→ Your goal: Answer with the number of lines in the listing below that contain the word "this", and nothing else.

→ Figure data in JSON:

=======

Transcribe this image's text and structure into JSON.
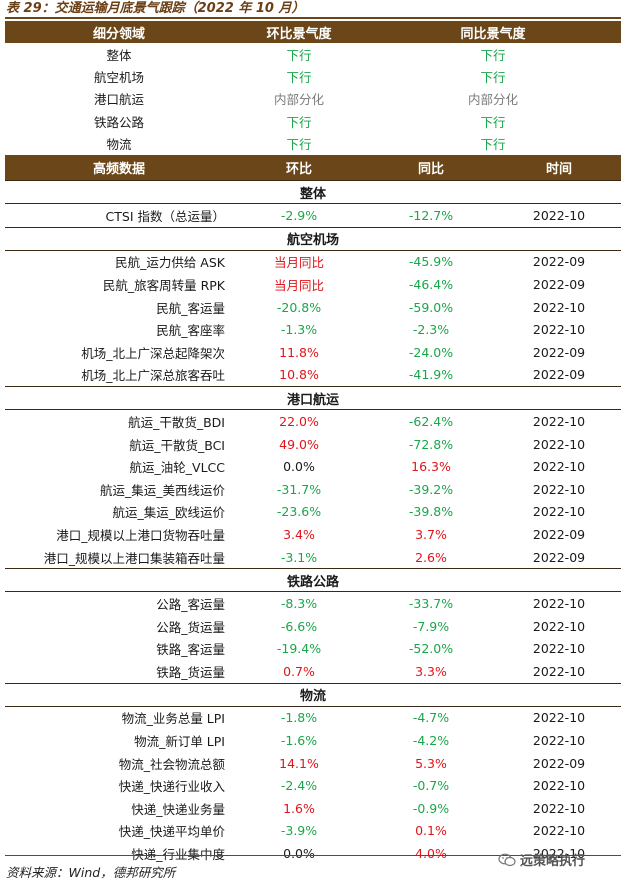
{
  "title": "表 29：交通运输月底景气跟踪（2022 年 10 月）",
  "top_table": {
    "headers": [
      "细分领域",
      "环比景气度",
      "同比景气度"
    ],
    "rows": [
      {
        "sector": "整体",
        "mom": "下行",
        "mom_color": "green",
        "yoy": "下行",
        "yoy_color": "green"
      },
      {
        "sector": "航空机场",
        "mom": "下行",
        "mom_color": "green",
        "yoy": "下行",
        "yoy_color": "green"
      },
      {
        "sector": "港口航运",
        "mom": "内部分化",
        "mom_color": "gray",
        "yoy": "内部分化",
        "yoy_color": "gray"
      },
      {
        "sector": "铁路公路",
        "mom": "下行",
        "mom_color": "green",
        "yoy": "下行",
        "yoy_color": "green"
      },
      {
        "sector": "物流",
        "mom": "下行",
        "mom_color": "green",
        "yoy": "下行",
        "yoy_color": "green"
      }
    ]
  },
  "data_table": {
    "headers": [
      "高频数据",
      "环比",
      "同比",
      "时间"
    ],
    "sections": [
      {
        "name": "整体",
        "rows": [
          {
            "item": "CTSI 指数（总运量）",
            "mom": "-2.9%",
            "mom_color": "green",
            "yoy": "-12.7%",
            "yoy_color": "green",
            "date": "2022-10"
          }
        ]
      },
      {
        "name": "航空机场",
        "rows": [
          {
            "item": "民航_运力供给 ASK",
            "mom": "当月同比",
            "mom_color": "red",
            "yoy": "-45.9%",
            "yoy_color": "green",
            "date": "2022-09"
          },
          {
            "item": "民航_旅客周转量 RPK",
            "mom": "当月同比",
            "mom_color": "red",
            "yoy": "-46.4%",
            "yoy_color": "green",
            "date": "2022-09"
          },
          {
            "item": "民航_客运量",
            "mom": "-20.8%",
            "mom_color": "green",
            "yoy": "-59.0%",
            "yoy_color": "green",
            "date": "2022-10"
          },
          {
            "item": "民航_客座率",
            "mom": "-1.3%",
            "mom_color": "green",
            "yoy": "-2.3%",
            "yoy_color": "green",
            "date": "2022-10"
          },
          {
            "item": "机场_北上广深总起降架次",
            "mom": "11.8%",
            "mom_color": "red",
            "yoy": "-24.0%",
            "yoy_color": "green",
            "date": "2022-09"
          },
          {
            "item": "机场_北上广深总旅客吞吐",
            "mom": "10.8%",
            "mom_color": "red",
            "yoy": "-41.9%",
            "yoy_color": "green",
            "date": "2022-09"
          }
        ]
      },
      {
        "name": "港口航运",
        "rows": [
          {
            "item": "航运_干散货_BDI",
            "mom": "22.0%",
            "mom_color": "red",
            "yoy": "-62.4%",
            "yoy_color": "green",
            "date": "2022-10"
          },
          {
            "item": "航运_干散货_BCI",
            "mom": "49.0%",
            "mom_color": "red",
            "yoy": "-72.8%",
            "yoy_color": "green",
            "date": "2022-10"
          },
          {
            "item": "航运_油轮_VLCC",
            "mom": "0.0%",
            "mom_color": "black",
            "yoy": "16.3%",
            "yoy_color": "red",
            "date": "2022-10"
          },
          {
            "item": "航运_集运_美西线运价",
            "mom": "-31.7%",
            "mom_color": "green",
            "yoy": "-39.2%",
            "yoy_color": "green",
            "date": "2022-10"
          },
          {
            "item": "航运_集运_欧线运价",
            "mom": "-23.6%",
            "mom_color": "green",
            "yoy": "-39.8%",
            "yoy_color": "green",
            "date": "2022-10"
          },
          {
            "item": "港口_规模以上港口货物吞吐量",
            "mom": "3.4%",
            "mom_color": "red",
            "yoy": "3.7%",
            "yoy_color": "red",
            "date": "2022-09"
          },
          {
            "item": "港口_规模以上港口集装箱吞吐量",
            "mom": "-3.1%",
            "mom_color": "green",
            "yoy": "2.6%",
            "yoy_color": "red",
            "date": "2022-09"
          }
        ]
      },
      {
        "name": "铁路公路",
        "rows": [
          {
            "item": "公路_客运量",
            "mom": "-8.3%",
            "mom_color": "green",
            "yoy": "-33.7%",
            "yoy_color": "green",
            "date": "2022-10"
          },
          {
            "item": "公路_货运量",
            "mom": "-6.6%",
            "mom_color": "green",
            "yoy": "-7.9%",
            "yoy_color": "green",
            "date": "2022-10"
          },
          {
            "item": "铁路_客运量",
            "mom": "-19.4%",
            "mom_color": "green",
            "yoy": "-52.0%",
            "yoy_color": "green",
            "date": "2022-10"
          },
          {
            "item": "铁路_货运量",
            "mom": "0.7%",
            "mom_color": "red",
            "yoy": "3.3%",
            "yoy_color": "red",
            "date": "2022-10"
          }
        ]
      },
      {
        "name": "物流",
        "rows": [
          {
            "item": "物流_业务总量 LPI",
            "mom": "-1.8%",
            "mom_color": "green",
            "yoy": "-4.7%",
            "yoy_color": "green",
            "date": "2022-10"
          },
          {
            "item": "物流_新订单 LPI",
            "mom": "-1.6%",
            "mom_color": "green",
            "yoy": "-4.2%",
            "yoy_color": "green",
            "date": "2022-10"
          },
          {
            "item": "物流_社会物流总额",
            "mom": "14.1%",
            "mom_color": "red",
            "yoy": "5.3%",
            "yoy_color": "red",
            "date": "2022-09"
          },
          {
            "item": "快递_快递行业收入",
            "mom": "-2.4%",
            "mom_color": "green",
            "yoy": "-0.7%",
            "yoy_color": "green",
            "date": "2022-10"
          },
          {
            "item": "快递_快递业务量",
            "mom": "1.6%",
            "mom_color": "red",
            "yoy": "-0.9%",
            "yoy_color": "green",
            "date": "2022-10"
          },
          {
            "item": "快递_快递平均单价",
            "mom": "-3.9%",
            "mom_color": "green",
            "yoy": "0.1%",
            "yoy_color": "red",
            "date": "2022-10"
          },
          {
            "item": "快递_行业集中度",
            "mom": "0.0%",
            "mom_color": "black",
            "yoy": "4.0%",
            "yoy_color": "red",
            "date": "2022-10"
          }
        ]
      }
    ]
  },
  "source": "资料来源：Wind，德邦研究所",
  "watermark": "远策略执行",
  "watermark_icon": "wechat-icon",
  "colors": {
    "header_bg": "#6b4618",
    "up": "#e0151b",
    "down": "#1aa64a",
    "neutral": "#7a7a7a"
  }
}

=======

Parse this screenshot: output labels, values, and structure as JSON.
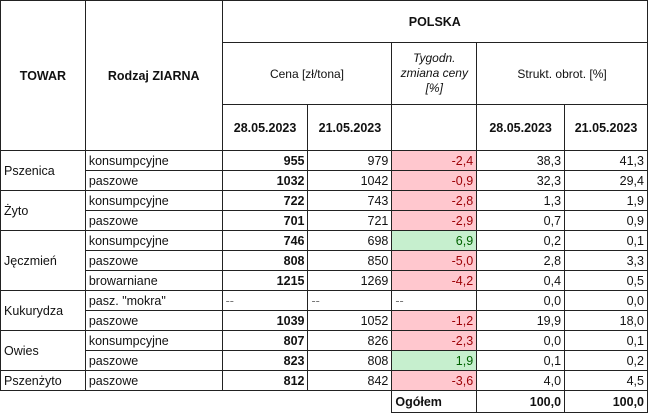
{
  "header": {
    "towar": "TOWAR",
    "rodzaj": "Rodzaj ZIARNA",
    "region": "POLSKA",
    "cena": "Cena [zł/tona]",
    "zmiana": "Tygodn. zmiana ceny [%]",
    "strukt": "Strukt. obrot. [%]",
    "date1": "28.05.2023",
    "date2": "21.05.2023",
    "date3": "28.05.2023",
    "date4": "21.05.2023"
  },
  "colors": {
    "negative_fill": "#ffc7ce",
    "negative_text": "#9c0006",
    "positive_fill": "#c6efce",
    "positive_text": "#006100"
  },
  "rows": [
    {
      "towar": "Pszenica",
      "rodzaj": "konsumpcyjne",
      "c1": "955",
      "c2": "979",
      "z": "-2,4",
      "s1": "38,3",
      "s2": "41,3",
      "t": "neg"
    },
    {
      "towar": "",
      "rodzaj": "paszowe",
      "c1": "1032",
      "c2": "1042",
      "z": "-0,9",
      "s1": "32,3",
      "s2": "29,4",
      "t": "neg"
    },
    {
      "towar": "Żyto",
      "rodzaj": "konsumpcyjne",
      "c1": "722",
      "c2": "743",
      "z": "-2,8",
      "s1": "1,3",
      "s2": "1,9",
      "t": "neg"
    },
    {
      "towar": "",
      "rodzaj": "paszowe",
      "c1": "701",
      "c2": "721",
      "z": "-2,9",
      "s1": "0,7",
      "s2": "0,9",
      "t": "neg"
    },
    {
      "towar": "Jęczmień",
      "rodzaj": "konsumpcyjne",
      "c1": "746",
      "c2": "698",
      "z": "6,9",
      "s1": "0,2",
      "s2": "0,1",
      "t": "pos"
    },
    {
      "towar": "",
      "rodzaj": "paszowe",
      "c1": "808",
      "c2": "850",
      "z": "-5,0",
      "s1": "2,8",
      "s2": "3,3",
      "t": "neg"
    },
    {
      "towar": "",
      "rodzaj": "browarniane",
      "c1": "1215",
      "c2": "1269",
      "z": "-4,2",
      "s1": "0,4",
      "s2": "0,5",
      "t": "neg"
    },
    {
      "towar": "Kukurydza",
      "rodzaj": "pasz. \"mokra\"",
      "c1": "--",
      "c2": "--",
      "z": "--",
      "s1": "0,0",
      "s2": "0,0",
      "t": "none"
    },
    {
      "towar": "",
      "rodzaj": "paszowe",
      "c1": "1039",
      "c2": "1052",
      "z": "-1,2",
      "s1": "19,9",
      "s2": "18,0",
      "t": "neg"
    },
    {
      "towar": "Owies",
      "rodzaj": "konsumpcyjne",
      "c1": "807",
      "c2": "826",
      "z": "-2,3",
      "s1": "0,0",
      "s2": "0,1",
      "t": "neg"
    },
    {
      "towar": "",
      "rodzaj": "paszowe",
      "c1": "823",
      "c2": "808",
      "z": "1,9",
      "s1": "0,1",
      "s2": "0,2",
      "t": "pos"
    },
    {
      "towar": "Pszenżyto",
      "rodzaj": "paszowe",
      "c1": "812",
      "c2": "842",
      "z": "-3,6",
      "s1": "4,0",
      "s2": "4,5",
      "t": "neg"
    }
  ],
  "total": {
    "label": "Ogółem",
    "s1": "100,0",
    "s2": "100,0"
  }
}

=======

→ Written answer: 2